• _PROBLEM_
Give back exactly the lines from the "Give me a plain-text" line to the final line of the records, and only those, minus any pictures.

:::

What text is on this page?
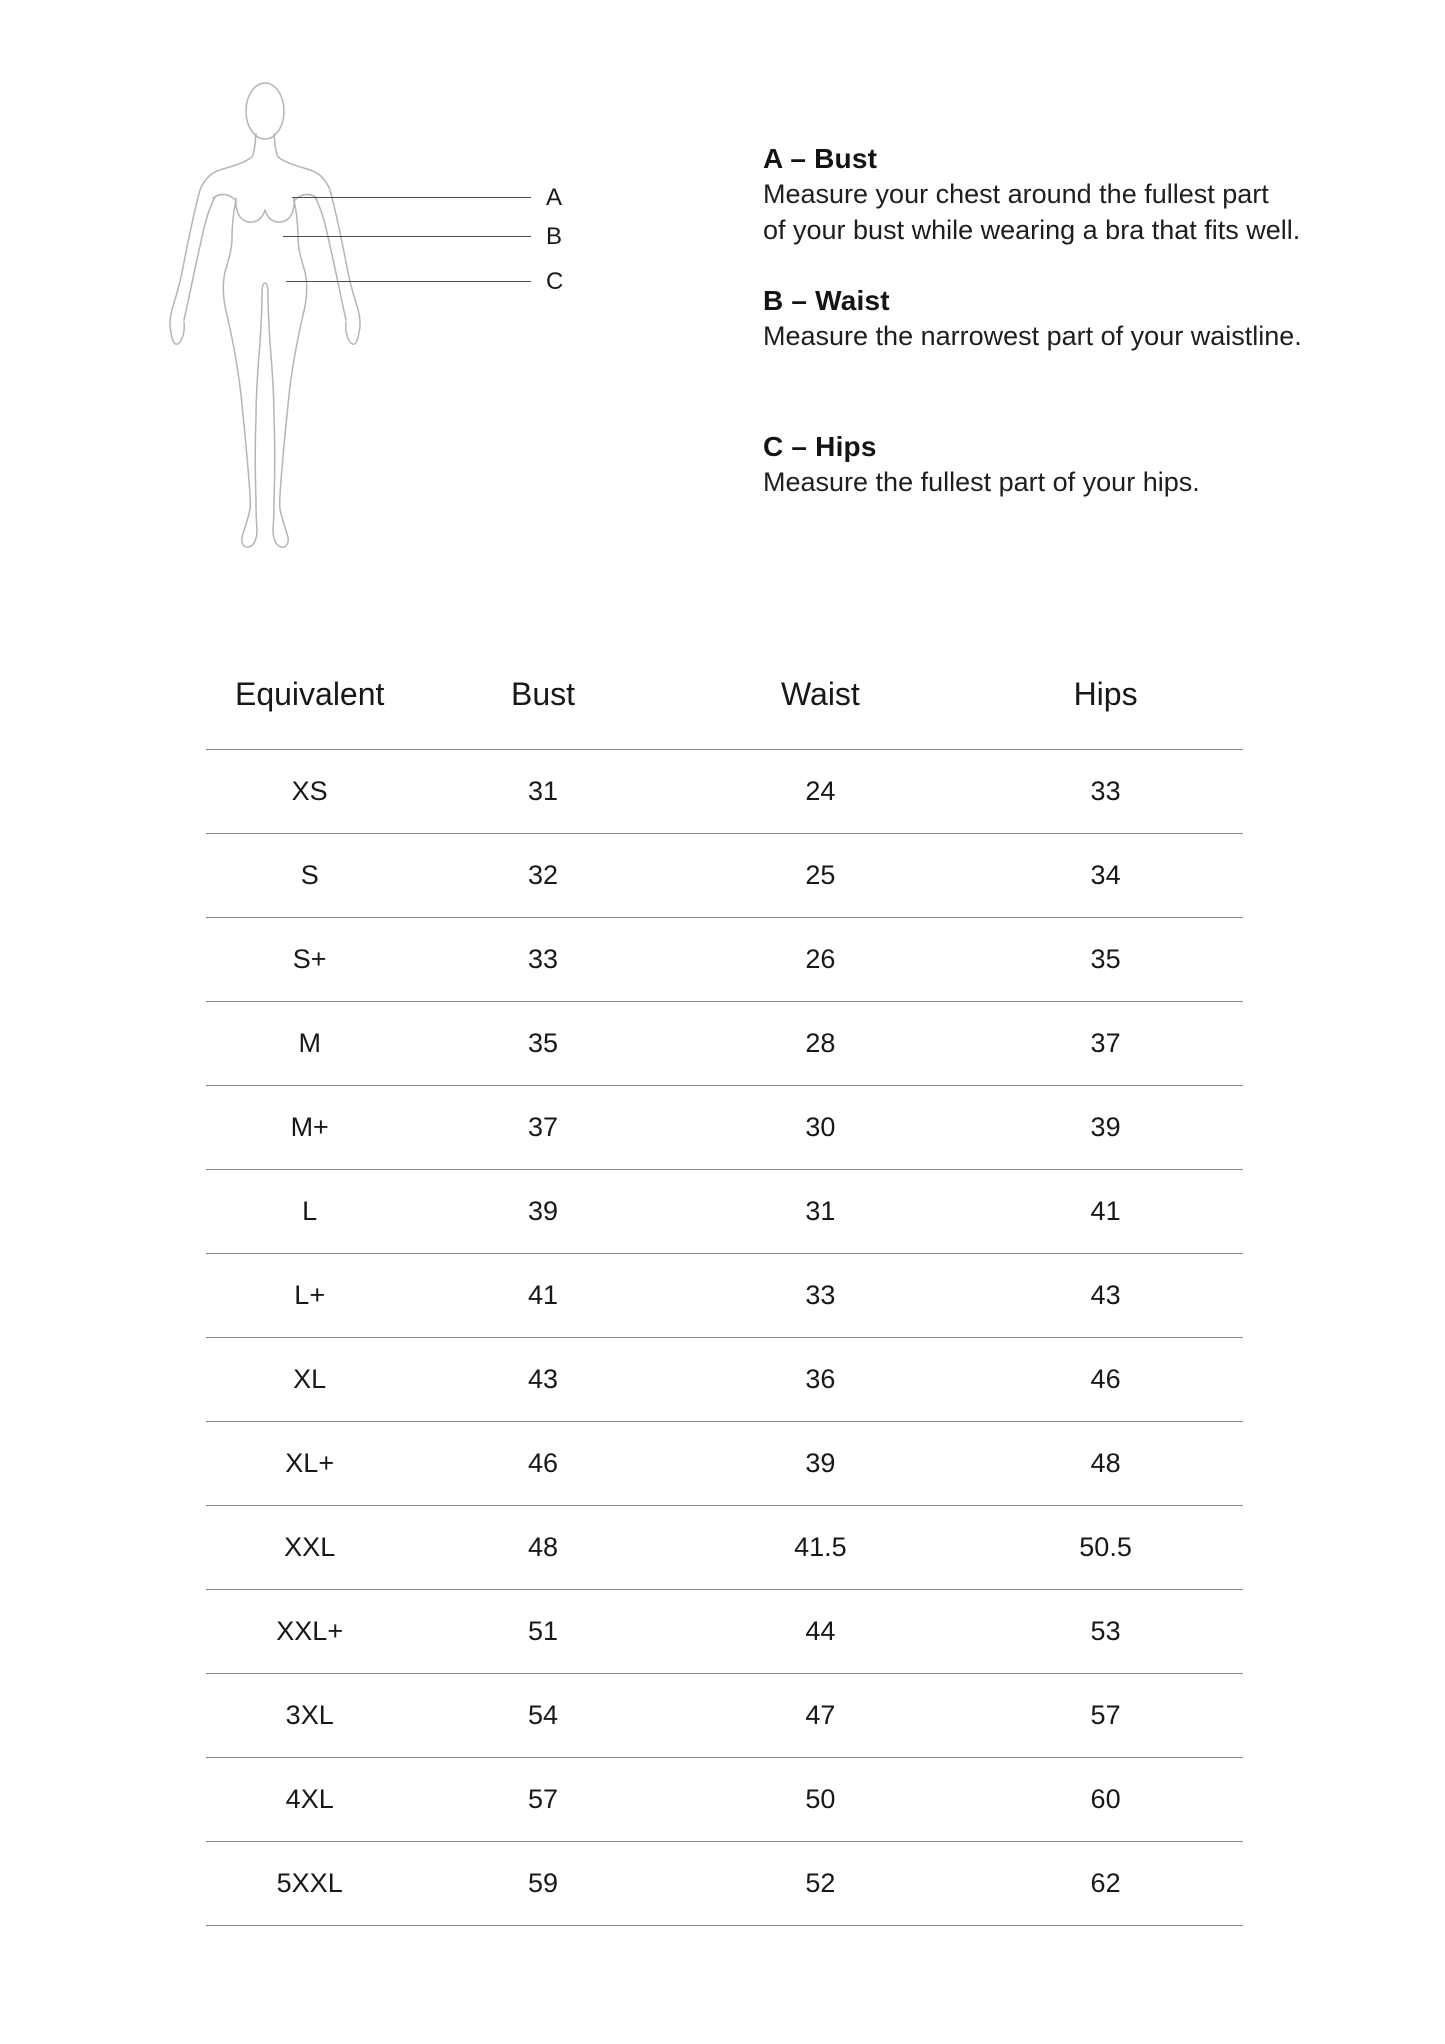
A
B
C
A – Bust
Measure your chest around the fullest part
of your bust while wearing a bra that fits well.
B – Waist
Measure the narrowest part of your waistline.
C – Hips
Measure the fullest part of your hips.
Equivalent	Bust	Waist	Hips
XS	31	24	33
S	32	25	34
S+	33	26	35
M	35	28	37
M+	37	30	39
L	39	31	41
L+	41	33	43
XL	43	36	46
XL+	46	39	48
XXL	48	41.5	50.5
XXL+	51	44	53
3XL	54	47	57
4XL	57	50	60
5XXL	59	52	62
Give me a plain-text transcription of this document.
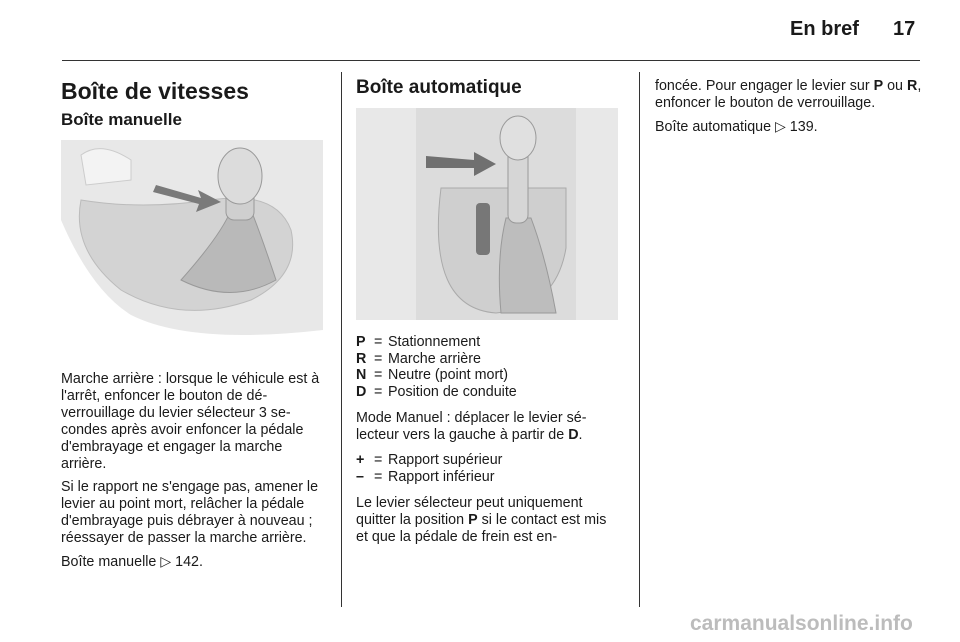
En bref 17
Boîte de vitesses
Boîte manuelle

Marche arrière : lorsque le véhicule est à l'arrêt, enfoncer le bouton de déverrouillage du levier sélecteur 3 secondes après avoir enfoncer la pédale d'embrayage et engager la marche arrière.

Si le rapport ne s'engage pas, amener le levier au point mort, relâcher la pédale d'embrayage puis débrayer à nouveau ; réessayer de passer la marche arrière.

Boîte manuelle ▷ 142.

Boîte automatique
P = Stationnement
R = Marche arrière
N = Neutre (point mort)
D = Position de conduite

Mode Manuel : déplacer le levier sélecteur vers la gauche à partir de D.

+ = Rapport supérieur
– = Rapport inférieur

Le levier sélecteur peut uniquement quitter la position P si le contact est mis et que la pédale de frein est en-

foncée. Pour engager le levier sur P ou R, enfoncer le bouton de verrouillage.

Boîte automatique ▷ 139.

carmanualsonline.info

:::

• _THE REPLY_
Give me a plain-text transcription of this document.
En bref 17
Boîte de vitesses
Boîte manuelle

Marche arrière : lorsque le véhicule est à l'arrêt, enfoncer le bouton de déverrouillage du levier sélecteur 3 secondes après avoir enfoncer la pédale d'embrayage et engager la marche arrière.

Si le rapport ne s'engage pas, amener le levier au point mort, relâcher la pédale d'embrayage puis débrayer à nouveau ; réessayer de passer la marche arrière.

Boîte manuelle ▷ 142.

Boîte automatique
P = Stationnement
R = Marche arrière
N = Neutre (point mort)
D = Position de conduite

Mode Manuel : déplacer le levier sélecteur vers la gauche à partir de D.

+ = Rapport supérieur
– = Rapport inférieur

Le levier sélecteur peut uniquement quitter la position P si le contact est mis et que la pédale de frein est en-

foncée. Pour engager le levier sur P ou R, enfoncer le bouton de verrouillage.

Boîte automatique ▷ 139.

carmanualsonline.info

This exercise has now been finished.